══ Gösterilen Metin ══

Bu noktada erdemlilik, dört temel erdem çevresinde şekillenir;

  • Pratik Bilgelik: Karmaşık durumlar içerisinde dahi mantıklı, edinilen bilgilerimiz çerçevesinde ve sükunetimizi koruyarak kararlar alabilmek ve fevrilikten kaynaklanacak hataların önlenmesi;
  • Ölçülülük: Hayatımızın her alanında, itidalli davranmak ve aşırıya kaçmamak. Aynı zamanda kendimize dair meselelerde öz disiplin geliştirmiş olmak;
  • Adalet Anlayışı: İçinde bulunduğumuz durumu şahsi değerlendirmelerimizden ve önyargılarımızdan bağımsız olarak değerlendirebilmek ve daima adil olabilmek;
  • Cesaret: Hayatımızın her alanında, günlük meselelerimizde dahi açıklık ve dürüstlüğümüzden, doğru algımızdan taviz vermeyerek cesaret sergileyebilmek;

“İki kulağımız ve yalnızca bir ağzımızın olması daha çok dinleyip daha az konuşalım diyedir.” — Kıbrıslı Zenon

Seneca, bu noktada bizlere süreklilik gereğinden de bahsetmekte. Elbette birçok filozofun da vurguladığı şekilde, süreklilik, aslında beynimizin çalışma biçimine uygun hareket ederek doğru bulduğumuz değerleri özümseme sürecinin önemli bir parçasıdır. Seneca’ya göre bilgeliğe giden yolda her gün bir fikir, bir alıntı, bir algılayış bizim için gereklidir.

═══
══ Sağlanan Veriler ══

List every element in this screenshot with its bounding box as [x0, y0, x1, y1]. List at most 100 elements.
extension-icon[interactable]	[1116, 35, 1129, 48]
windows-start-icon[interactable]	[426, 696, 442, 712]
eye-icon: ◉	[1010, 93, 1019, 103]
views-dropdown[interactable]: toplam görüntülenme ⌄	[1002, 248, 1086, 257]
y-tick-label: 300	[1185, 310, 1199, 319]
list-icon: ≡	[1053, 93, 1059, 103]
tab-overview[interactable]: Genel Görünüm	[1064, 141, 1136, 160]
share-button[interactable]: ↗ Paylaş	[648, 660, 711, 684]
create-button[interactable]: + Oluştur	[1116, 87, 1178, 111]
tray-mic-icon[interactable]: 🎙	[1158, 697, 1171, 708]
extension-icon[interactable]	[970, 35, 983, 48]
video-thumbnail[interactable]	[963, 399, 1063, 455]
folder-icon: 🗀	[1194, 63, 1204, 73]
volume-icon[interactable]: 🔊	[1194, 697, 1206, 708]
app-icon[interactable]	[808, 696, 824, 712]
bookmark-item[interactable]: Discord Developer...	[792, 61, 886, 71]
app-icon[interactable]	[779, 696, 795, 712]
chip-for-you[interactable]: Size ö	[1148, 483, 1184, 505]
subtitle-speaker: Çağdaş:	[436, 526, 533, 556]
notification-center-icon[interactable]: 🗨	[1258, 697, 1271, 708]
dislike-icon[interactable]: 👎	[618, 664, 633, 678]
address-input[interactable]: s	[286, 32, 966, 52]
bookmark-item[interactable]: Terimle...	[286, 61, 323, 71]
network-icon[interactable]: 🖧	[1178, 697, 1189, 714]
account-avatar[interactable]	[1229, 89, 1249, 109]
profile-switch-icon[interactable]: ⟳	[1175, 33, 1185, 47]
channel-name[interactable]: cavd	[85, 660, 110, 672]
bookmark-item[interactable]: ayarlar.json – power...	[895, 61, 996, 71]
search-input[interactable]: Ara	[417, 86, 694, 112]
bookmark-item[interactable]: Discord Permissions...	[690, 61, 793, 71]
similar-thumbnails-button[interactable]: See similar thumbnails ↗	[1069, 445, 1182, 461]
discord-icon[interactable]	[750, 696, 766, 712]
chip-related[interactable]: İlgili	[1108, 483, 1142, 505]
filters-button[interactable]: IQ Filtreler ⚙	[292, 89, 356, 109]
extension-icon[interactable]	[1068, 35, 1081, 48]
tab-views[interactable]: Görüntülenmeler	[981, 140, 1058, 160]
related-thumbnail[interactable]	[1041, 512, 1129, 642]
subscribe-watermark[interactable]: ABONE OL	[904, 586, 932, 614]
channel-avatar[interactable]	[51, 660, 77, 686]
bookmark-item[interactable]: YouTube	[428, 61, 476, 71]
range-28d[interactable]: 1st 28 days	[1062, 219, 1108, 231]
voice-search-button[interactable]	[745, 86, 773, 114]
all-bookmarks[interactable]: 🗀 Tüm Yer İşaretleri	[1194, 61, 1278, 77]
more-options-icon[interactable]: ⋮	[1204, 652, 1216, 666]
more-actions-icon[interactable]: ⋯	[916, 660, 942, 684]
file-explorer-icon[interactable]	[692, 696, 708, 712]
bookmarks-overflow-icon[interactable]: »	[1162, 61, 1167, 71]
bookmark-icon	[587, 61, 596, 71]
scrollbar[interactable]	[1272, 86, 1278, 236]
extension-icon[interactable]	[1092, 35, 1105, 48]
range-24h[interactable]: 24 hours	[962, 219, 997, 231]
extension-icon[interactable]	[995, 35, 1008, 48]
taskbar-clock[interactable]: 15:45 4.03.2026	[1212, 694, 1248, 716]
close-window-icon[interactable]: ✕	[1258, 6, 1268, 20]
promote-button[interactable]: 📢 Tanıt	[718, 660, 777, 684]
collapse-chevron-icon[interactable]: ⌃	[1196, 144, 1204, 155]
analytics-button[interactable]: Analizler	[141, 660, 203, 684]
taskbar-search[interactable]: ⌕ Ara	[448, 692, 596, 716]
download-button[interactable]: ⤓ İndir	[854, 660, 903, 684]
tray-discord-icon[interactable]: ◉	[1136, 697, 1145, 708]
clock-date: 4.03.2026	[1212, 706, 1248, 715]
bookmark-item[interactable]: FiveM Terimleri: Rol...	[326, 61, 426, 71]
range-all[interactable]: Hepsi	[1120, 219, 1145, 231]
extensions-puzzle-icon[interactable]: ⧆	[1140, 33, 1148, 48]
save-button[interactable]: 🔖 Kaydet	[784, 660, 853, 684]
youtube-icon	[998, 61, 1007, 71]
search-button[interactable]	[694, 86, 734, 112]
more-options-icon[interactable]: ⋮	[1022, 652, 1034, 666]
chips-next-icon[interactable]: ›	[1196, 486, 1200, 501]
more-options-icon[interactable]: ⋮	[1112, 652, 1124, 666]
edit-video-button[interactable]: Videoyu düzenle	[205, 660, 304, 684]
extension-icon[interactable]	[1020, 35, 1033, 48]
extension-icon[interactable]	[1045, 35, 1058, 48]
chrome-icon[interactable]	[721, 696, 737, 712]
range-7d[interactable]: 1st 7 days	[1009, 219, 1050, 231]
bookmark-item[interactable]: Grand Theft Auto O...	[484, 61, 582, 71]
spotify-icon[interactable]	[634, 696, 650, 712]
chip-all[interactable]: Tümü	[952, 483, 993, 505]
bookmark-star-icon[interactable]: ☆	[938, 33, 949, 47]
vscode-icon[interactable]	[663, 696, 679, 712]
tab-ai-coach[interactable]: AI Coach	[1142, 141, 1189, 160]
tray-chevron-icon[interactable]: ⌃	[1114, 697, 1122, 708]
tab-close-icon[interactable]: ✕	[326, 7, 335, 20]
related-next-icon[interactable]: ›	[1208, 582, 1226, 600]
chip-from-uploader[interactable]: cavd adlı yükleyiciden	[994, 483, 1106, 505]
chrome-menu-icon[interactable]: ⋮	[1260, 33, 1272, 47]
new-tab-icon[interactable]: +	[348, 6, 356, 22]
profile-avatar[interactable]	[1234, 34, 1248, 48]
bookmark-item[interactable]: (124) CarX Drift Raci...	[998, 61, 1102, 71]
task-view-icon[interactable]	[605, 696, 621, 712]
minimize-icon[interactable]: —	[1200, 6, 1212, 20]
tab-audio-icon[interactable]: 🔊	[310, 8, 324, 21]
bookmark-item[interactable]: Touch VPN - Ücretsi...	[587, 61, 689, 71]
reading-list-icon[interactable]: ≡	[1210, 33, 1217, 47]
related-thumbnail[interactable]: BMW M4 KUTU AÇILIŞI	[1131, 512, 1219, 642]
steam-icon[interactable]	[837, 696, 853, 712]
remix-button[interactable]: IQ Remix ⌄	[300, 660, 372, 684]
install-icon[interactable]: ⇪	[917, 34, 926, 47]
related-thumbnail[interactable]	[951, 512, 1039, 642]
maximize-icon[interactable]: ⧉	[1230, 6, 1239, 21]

═══

### [İstenenler]
Erdemlilik metninde "Seneca, bu noktada" ifadesinden "bizim için gereklidir." ifadesine kadar uzanan bölümün tamamını, "bir fikir" ifadesini "bir düşünce" ile değiştirerek yeniden yazın.

### [Alıştırmanın Çözümü]
Seneca, bu noktada bizlere süreklilik gereğinden de bahsetmekte. Elbette birçok filozofun da vurguladığı şekilde, süreklilik, aslında beynimizin çalışma biçimine uygun hareket ederek doğru bulduğumuz değerleri özümseme sürecinin önemli bir parçasıdır. Seneca’ya göre bilgeliğe giden yolda her gün bir düşünce, bir alıntı, bir algılayış bizim için gereklidir.